> [Exercise requirements]
In the records below, locate the line containing "What data populates", then output that line and all later lines exactly, through the last one.

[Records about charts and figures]
====

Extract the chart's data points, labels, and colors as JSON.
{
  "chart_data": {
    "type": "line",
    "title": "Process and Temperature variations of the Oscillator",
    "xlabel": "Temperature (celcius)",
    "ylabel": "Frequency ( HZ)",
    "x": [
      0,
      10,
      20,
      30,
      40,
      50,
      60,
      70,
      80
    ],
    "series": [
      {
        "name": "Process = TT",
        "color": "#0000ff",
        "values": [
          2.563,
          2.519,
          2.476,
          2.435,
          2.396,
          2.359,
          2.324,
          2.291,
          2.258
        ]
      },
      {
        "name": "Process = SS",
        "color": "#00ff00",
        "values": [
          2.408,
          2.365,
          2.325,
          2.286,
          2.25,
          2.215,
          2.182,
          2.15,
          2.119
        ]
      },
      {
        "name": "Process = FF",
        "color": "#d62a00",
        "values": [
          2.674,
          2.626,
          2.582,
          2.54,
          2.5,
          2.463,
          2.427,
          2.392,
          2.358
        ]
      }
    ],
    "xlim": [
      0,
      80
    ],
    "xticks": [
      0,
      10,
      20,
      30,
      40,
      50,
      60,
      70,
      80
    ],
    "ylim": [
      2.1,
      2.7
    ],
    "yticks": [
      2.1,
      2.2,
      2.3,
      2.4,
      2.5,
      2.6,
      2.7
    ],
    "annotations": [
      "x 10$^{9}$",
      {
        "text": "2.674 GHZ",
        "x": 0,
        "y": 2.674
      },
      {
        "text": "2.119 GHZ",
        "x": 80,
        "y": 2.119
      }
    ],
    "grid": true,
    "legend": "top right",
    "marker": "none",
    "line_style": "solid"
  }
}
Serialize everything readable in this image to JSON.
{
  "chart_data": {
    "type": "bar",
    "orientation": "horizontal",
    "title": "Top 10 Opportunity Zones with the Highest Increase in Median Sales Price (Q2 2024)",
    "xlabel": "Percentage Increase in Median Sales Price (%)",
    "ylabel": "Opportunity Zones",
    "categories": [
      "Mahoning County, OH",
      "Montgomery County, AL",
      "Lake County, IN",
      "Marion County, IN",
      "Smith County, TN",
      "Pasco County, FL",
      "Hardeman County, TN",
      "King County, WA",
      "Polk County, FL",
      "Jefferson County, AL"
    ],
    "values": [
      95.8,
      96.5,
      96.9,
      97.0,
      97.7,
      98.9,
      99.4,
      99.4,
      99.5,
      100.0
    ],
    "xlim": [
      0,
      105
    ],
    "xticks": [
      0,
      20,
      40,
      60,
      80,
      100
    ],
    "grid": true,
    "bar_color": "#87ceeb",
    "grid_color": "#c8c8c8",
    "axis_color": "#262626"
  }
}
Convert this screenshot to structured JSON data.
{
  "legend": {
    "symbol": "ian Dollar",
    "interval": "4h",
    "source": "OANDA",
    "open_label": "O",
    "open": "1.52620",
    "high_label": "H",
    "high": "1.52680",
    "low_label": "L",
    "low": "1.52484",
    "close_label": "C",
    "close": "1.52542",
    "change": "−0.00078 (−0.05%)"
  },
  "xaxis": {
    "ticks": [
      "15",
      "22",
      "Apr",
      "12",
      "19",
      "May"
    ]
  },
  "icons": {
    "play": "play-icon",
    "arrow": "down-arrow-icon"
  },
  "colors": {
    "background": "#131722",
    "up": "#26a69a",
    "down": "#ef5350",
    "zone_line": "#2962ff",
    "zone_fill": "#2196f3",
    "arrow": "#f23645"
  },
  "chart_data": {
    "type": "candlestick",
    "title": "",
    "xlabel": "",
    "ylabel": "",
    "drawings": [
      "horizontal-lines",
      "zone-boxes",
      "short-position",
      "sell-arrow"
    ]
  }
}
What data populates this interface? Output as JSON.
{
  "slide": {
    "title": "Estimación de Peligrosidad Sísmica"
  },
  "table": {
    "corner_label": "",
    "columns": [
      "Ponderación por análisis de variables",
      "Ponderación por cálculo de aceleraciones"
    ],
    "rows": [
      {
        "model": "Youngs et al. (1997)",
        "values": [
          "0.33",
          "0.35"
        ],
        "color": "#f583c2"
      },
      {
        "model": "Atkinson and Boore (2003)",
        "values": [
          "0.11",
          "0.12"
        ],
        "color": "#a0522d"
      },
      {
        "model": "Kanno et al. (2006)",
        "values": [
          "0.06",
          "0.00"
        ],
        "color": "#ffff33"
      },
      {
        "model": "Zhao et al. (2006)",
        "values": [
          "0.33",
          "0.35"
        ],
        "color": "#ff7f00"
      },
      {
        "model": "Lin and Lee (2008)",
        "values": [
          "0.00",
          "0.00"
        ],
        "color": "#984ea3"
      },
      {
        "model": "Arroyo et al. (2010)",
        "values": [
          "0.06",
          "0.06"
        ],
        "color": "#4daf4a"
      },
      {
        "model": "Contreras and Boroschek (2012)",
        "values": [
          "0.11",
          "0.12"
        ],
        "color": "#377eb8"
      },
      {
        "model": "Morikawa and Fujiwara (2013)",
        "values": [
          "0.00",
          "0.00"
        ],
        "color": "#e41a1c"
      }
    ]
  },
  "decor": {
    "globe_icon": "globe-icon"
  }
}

====

> [Reply]
What data populates this interface? Output as JSON.
{
  "slide": {
    "title": "Estimación de Peligrosidad Sísmica"
  },
  "table": {
    "corner_label": "",
    "columns": [
      "Ponderación por análisis de variables",
      "Ponderación por cálculo de aceleraciones"
    ],
    "rows": [
      {
        "model": "Youngs et al. (1997)",
        "values": [
          "0.33",
          "0.35"
        ],
        "color": "#f583c2"
      },
      {
        "model": "Atkinson and Boore (2003)",
        "values": [
          "0.11",
          "0.12"
        ],
        "color": "#a0522d"
      },
      {
        "model": "Kanno et al. (2006)",
        "values": [
          "0.06",
          "0.00"
        ],
        "color": "#ffff33"
      },
      {
        "model": "Zhao et al. (2006)",
        "values": [
          "0.33",
          "0.35"
        ],
        "color": "#ff7f00"
      },
      {
        "model": "Lin and Lee (2008)",
        "values": [
          "0.00",
          "0.00"
        ],
        "color": "#984ea3"
      },
      {
        "model": "Arroyo et al. (2010)",
        "values": [
          "0.06",
          "0.06"
        ],
        "color": "#4daf4a"
      },
      {
        "model": "Contreras and Boroschek (2012)",
        "values": [
          "0.11",
          "0.12"
        ],
        "color": "#377eb8"
      },
      {
        "model": "Morikawa and Fujiwara (2013)",
        "values": [
          "0.00",
          "0.00"
        ],
        "color": "#e41a1c"
      }
    ]
  },
  "decor": {
    "globe_icon": "globe-icon"
  }
}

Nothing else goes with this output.